_DATASET RECORDS_
+===+

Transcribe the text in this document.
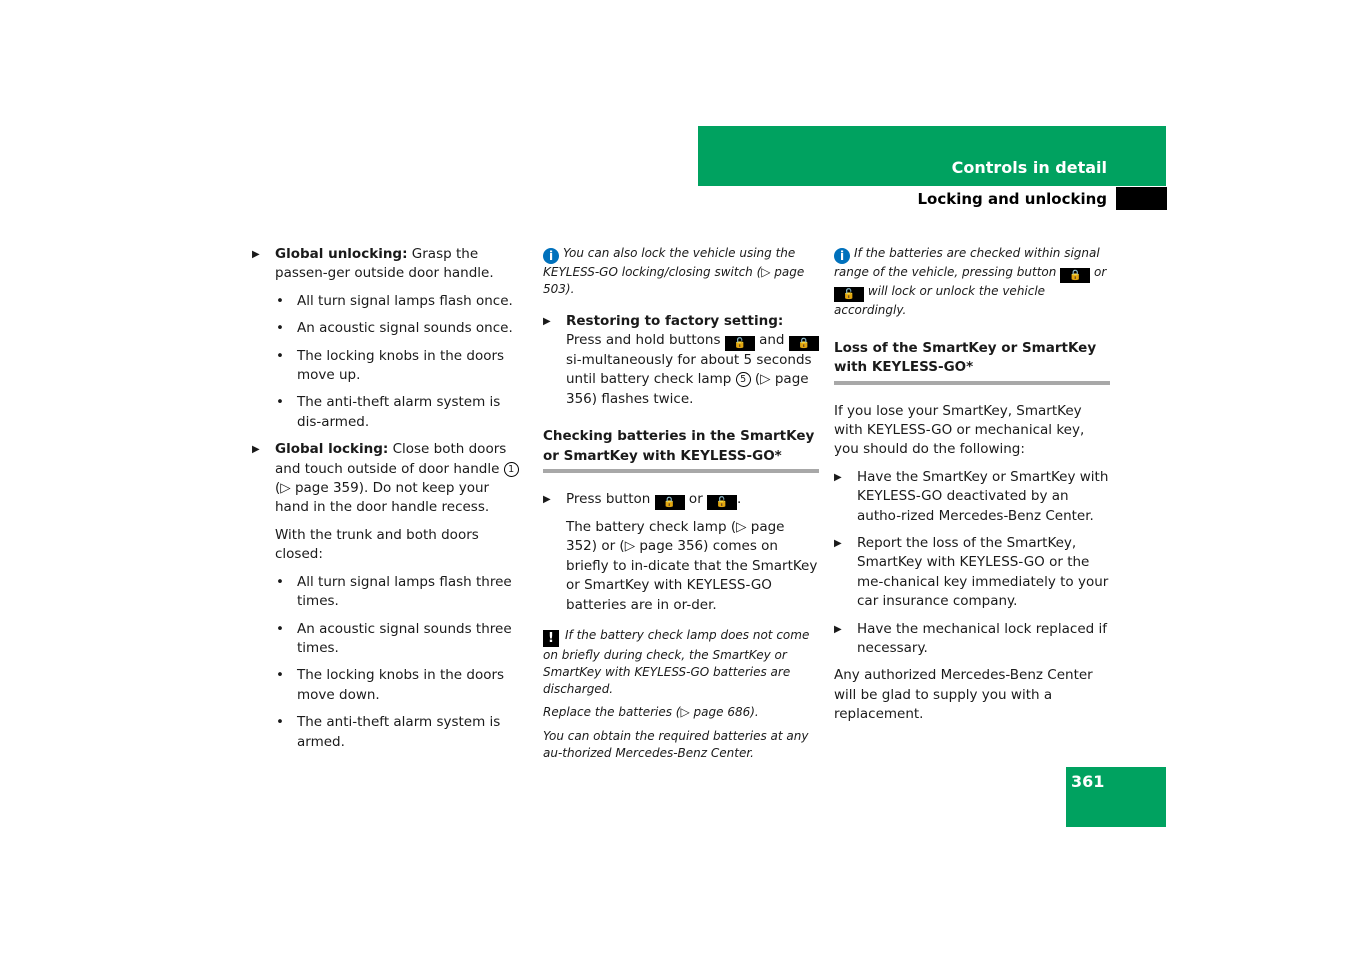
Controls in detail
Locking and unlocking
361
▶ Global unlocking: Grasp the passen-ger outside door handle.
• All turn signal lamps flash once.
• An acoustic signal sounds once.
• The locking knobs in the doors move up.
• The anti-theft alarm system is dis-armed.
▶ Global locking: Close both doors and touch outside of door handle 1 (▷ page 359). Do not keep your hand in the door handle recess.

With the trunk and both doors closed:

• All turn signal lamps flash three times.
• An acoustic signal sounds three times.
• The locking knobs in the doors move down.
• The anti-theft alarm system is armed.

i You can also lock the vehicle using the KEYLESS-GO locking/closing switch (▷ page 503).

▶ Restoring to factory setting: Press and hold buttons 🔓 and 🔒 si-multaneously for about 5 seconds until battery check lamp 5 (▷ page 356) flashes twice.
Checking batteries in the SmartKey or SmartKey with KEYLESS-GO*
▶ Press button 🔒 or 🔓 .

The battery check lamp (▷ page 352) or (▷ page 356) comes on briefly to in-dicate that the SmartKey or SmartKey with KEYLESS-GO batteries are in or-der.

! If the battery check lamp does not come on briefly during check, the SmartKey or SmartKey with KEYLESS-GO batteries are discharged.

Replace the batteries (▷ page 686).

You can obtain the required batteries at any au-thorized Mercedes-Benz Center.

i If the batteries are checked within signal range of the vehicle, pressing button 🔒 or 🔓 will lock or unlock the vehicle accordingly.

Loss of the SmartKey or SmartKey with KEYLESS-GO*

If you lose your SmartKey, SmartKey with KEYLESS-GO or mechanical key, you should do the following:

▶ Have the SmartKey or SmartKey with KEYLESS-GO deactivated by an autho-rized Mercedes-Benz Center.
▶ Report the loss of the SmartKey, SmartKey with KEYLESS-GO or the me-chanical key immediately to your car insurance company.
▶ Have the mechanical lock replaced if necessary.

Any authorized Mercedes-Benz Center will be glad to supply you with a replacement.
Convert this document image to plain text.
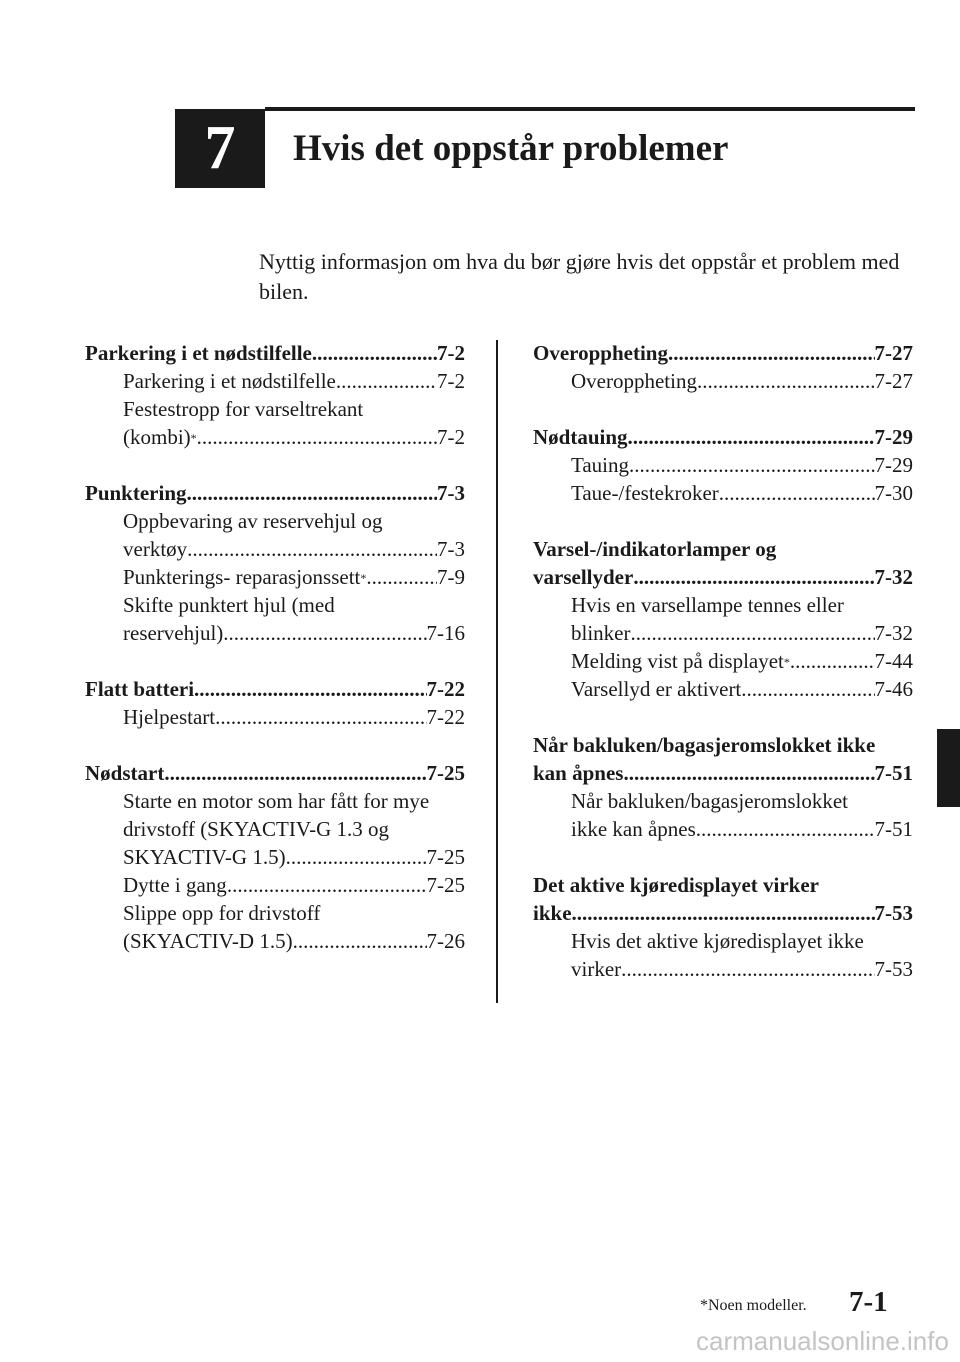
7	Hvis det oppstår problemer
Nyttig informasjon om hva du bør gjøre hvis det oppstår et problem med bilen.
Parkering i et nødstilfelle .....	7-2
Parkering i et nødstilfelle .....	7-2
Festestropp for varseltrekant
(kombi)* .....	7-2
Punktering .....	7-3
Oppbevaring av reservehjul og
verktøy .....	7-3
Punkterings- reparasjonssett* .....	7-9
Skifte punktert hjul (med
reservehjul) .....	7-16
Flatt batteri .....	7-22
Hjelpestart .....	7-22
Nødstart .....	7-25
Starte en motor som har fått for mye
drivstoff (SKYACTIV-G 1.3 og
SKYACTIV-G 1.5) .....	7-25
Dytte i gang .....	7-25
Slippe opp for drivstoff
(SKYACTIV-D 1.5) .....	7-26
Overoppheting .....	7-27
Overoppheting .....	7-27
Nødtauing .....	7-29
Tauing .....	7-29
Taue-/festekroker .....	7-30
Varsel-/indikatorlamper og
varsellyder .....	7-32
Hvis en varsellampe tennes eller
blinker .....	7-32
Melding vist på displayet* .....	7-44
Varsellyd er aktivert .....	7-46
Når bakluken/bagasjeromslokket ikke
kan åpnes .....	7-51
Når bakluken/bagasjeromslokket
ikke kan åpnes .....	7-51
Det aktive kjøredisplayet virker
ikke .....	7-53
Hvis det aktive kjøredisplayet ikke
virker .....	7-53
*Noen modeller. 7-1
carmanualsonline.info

+===+

_TASK REQUIREMENTS_
Using the listing above, locate the lines that hold "battery" and copy each one.

_THE REPLY_
▶ Restoring to factory setting: Press and hold buttons 🔓 and 🔒 si-multaneously for about 5 seconds until battery check lamp 5 (▷ page 356) flashes twice.
The battery check lamp (▷ page 352) or (▷ page 356) comes on briefly to in-dicate that the SmartKey or SmartKey with KEYLESS-GO batteries are in or-der.
! If the battery check lamp does not come on briefly during check, the SmartKey or SmartKey with KEYLESS-GO batteries are discharged.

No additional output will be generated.